TASK STATEMENT
Write out the entries below once more, exactly, with the pictures left out.

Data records
==================================================

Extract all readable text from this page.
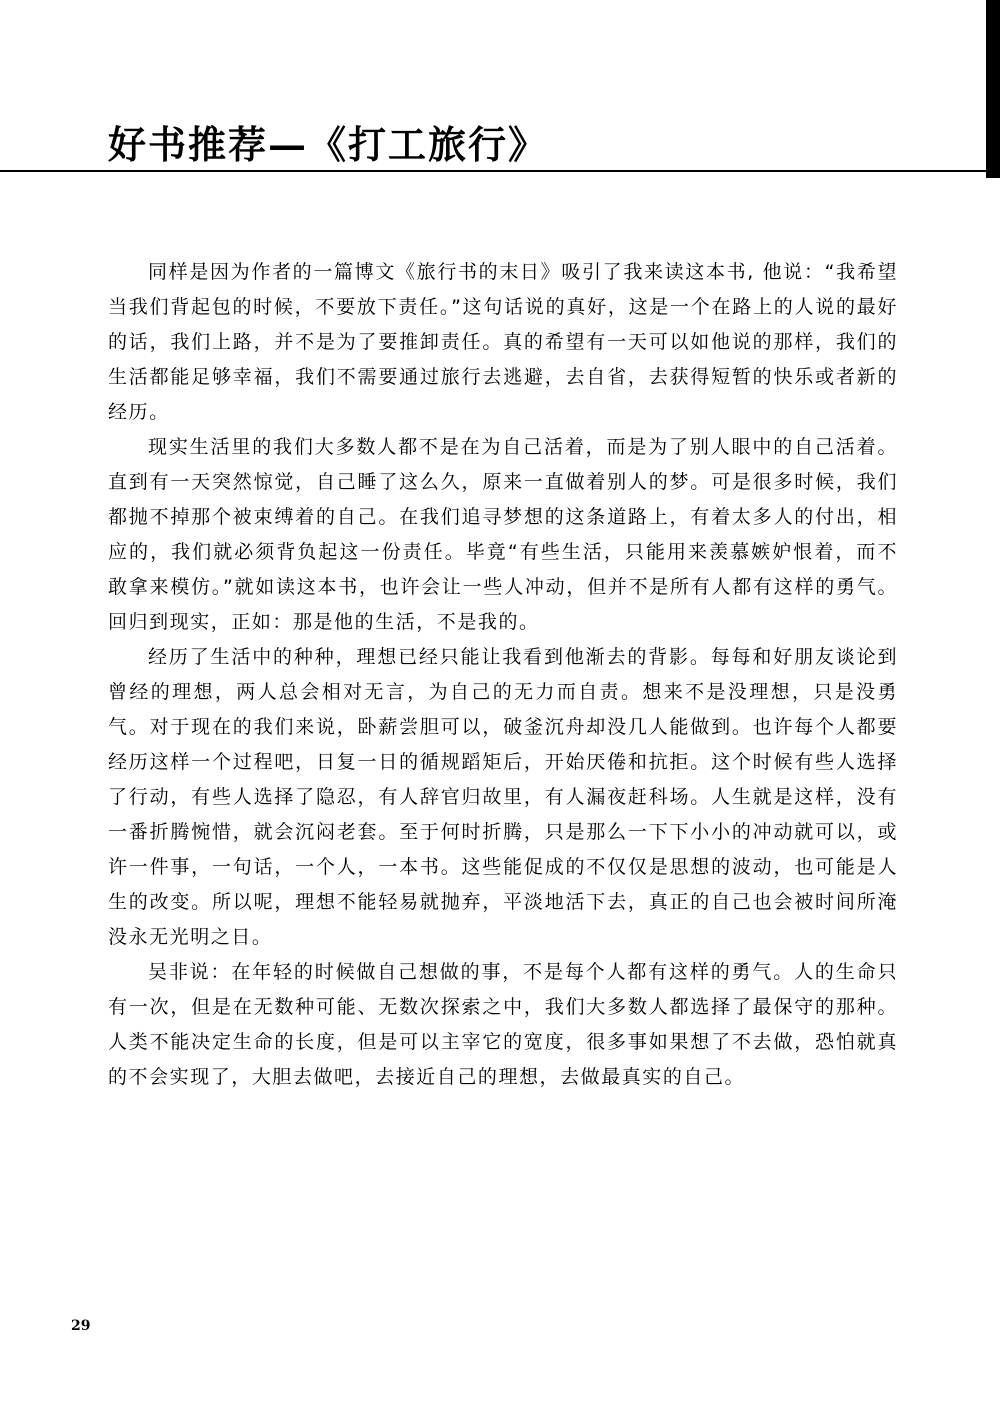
好书推荐—《打工旅行》

同样是因为作者的一篇博文《旅行书的末日》吸引了我来读这本书, 他说：“我希望当我们背起包的时候，不要放下责任。”这句话说的真好，这是一个在路上的人说的最好的话，我们上路，并不是为了要推卸责任。真的希望有一天可以如他说的那样，我们的生活都能足够幸福，我们不需要通过旅行去逃避，去自省，去获得短暂的快乐或者新的经历。

现实生活里的我们大多数人都不是在为自己活着，而是为了别人眼中的自己活着。直到有一天突然惊觉，自己睡了这么久，原来一直做着别人的梦。可是很多时候，我们都抛不掉那个被束缚着的自己。在我们追寻梦想的这条道路上，有着太多人的付出，相应的，我们就必须背负起这一份责任。毕竟“有些生活，只能用来羡慕嫉妒恨着，而不敢拿来模仿。”就如读这本书，也许会让一些人冲动，但并不是所有人都有这样的勇气。回归到现实，正如：那是他的生活，不是我的。

经历了生活中的种种，理想已经只能让我看到他渐去的背影。每每和好朋友谈论到曾经的理想，两人总会相对无言，为自己的无力而自责。想来不是没理想，只是没勇气。对于现在的我们来说，卧薪尝胆可以，破釜沉舟却没几人能做到。也许每个人都要经历这样一个过程吧，日复一日的循规蹈矩后，开始厌倦和抗拒。这个时候有些人选择了行动，有些人选择了隐忍，有人辞官归故里，有人漏夜赶科场。人生就是这样，没有一番折腾惋惜，就会沉闷老套。至于何时折腾，只是那么一下下小小的冲动就可以，或许一件事，一句话，一个人，一本书。这些能促成的不仅仅是思想的波动，也可能是人生的改变。所以呢，理想不能轻易就抛弃，平淡地活下去，真正的自己也会被时间所淹没永无光明之日。

吴非说：在年轻的时候做自己想做的事，不是每个人都有这样的勇气。人的生命只有一次，但是在无数种可能、无数次探索之中，我们大多数人都选择了最保守的那种。人类不能决定生命的长度，但是可以主宰它的宽度，很多事如果想了不去做，恐怕就真的不会实现了，大胆去做吧，去接近自己的理想，去做最真实的自己。

29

==================================================

SOLUTION FOR THIS PROBLEM
Extract all readable text from this page.
好书推荐—《打工旅行》

同样是因为作者的一篇博文《旅行书的末日》吸引了我来读这本书, 他说：“我希望当我们背起包的时候，不要放下责任。”这句话说的真好，这是一个在路上的人说的最好的话，我们上路，并不是为了要推卸责任。真的希望有一天可以如他说的那样，我们的生活都能足够幸福，我们不需要通过旅行去逃避，去自省，去获得短暂的快乐或者新的经历。

现实生活里的我们大多数人都不是在为自己活着，而是为了别人眼中的自己活着。直到有一天突然惊觉，自己睡了这么久，原来一直做着别人的梦。可是很多时候，我们都抛不掉那个被束缚着的自己。在我们追寻梦想的这条道路上，有着太多人的付出，相应的，我们就必须背负起这一份责任。毕竟“有些生活，只能用来羡慕嫉妒恨着，而不敢拿来模仿。”就如读这本书，也许会让一些人冲动，但并不是所有人都有这样的勇气。回归到现实，正如：那是他的生活，不是我的。

经历了生活中的种种，理想已经只能让我看到他渐去的背影。每每和好朋友谈论到曾经的理想，两人总会相对无言，为自己的无力而自责。想来不是没理想，只是没勇气。对于现在的我们来说，卧薪尝胆可以，破釜沉舟却没几人能做到。也许每个人都要经历这样一个过程吧，日复一日的循规蹈矩后，开始厌倦和抗拒。这个时候有些人选择了行动，有些人选择了隐忍，有人辞官归故里，有人漏夜赶科场。人生就是这样，没有一番折腾惋惜，就会沉闷老套。至于何时折腾，只是那么一下下小小的冲动就可以，或许一件事，一句话，一个人，一本书。这些能促成的不仅仅是思想的波动，也可能是人生的改变。所以呢，理想不能轻易就抛弃，平淡地活下去，真正的自己也会被时间所淹没永无光明之日。

吴非说：在年轻的时候做自己想做的事，不是每个人都有这样的勇气。人的生命只有一次，但是在无数种可能、无数次探索之中，我们大多数人都选择了最保守的那种。人类不能决定生命的长度，但是可以主宰它的宽度，很多事如果想了不去做，恐怕就真的不会实现了，大胆去做吧，去接近自己的理想，去做最真实的自己。

29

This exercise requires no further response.